What to do: Revise the records below by changing every "chevron-down-icon" to "dropdown-arrow-icon" and leaving everything else as it is.

──────

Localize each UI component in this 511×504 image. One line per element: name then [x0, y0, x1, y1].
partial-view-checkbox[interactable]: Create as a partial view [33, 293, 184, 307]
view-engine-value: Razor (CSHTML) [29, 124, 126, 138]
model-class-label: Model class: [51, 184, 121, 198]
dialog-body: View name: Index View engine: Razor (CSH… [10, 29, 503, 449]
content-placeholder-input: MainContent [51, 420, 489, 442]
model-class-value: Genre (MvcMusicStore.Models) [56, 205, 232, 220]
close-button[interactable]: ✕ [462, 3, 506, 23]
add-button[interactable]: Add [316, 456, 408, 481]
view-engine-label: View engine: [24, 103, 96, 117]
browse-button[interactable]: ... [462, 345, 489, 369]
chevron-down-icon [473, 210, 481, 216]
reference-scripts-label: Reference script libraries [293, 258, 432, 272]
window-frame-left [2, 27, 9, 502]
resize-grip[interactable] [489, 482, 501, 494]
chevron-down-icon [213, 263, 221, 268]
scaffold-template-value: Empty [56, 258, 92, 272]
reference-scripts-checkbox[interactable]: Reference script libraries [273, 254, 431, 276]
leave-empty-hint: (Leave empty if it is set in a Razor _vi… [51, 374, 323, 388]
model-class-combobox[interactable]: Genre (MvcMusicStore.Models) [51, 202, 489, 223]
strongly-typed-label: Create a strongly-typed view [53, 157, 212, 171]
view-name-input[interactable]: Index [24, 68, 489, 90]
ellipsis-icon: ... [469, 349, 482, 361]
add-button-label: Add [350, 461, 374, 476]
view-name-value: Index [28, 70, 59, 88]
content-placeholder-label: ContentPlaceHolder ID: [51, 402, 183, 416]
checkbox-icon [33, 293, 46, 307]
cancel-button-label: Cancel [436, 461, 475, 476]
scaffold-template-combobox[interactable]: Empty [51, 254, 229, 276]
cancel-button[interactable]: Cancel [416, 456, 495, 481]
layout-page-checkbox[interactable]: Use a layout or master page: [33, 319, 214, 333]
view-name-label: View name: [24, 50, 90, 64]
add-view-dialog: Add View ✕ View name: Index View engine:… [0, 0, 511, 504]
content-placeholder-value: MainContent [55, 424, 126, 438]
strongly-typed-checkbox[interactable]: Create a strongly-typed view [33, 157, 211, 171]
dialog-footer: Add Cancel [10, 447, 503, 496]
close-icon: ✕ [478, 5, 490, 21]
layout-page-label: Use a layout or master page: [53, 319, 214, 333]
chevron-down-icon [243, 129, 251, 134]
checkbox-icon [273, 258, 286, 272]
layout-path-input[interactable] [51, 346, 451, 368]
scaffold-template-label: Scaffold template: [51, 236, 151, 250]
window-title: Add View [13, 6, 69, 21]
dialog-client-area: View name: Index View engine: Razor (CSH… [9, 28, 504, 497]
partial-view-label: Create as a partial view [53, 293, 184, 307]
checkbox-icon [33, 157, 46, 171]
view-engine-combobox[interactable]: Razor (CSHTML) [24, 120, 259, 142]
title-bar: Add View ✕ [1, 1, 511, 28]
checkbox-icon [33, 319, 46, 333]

──────

Response to the task:
Localize each UI component in this 511×504 image. One line per element: name then [x0, y0, x1, y1].
partial-view-checkbox[interactable]: Create as a partial view [33, 293, 184, 307]
view-engine-value: Razor (CSHTML) [29, 124, 126, 138]
model-class-label: Model class: [51, 184, 121, 198]
dialog-body: View name: Index View engine: Razor (CSH… [10, 29, 503, 449]
content-placeholder-input: MainContent [51, 420, 489, 442]
model-class-value: Genre (MvcMusicStore.Models) [56, 205, 232, 220]
close-button[interactable]: ✕ [462, 3, 506, 23]
add-button[interactable]: Add [316, 456, 408, 481]
view-engine-label: View engine: [24, 103, 96, 117]
browse-button[interactable]: ... [462, 345, 489, 369]
dropdown-arrow-icon [473, 210, 481, 216]
reference-scripts-label: Reference script libraries [293, 258, 432, 272]
window-frame-left [2, 27, 9, 502]
resize-grip[interactable] [489, 482, 501, 494]
dropdown-arrow-icon [213, 263, 221, 268]
scaffold-template-value: Empty [56, 258, 92, 272]
reference-scripts-checkbox[interactable]: Reference script libraries [273, 254, 431, 276]
leave-empty-hint: (Leave empty if it is set in a Razor _vi… [51, 374, 323, 388]
model-class-combobox[interactable]: Genre (MvcMusicStore.Models) [51, 202, 489, 223]
strongly-typed-label: Create a strongly-typed view [53, 157, 212, 171]
view-name-input[interactable]: Index [24, 68, 489, 90]
ellipsis-icon: ... [469, 349, 482, 361]
add-button-label: Add [350, 461, 374, 476]
view-name-value: Index [28, 70, 59, 88]
content-placeholder-label: ContentPlaceHolder ID: [51, 402, 183, 416]
checkbox-icon [33, 293, 46, 307]
cancel-button-label: Cancel [436, 461, 475, 476]
scaffold-template-combobox[interactable]: Empty [51, 254, 229, 276]
cancel-button[interactable]: Cancel [416, 456, 495, 481]
layout-page-checkbox[interactable]: Use a layout or master page: [33, 319, 214, 333]
view-name-label: View name: [24, 50, 90, 64]
add-view-dialog: Add View ✕ View name: Index View engine:… [0, 0, 511, 504]
content-placeholder-value: MainContent [55, 424, 126, 438]
strongly-typed-checkbox[interactable]: Create a strongly-typed view [33, 157, 211, 171]
dialog-footer: Add Cancel [10, 447, 503, 496]
close-icon: ✕ [478, 5, 490, 21]
layout-page-label: Use a layout or master page: [53, 319, 214, 333]
dropdown-arrow-icon [243, 129, 251, 134]
checkbox-icon [273, 258, 286, 272]
layout-path-input[interactable] [51, 346, 451, 368]
scaffold-template-label: Scaffold template: [51, 236, 151, 250]
window-title: Add View [13, 6, 69, 21]
dialog-client-area: View name: Index View engine: Razor (CSH… [9, 28, 504, 497]
partial-view-label: Create as a partial view [53, 293, 184, 307]
checkbox-icon [33, 157, 46, 171]
view-engine-combobox[interactable]: Razor (CSHTML) [24, 120, 259, 142]
title-bar: Add View ✕ [1, 1, 511, 28]
checkbox-icon [33, 319, 46, 333]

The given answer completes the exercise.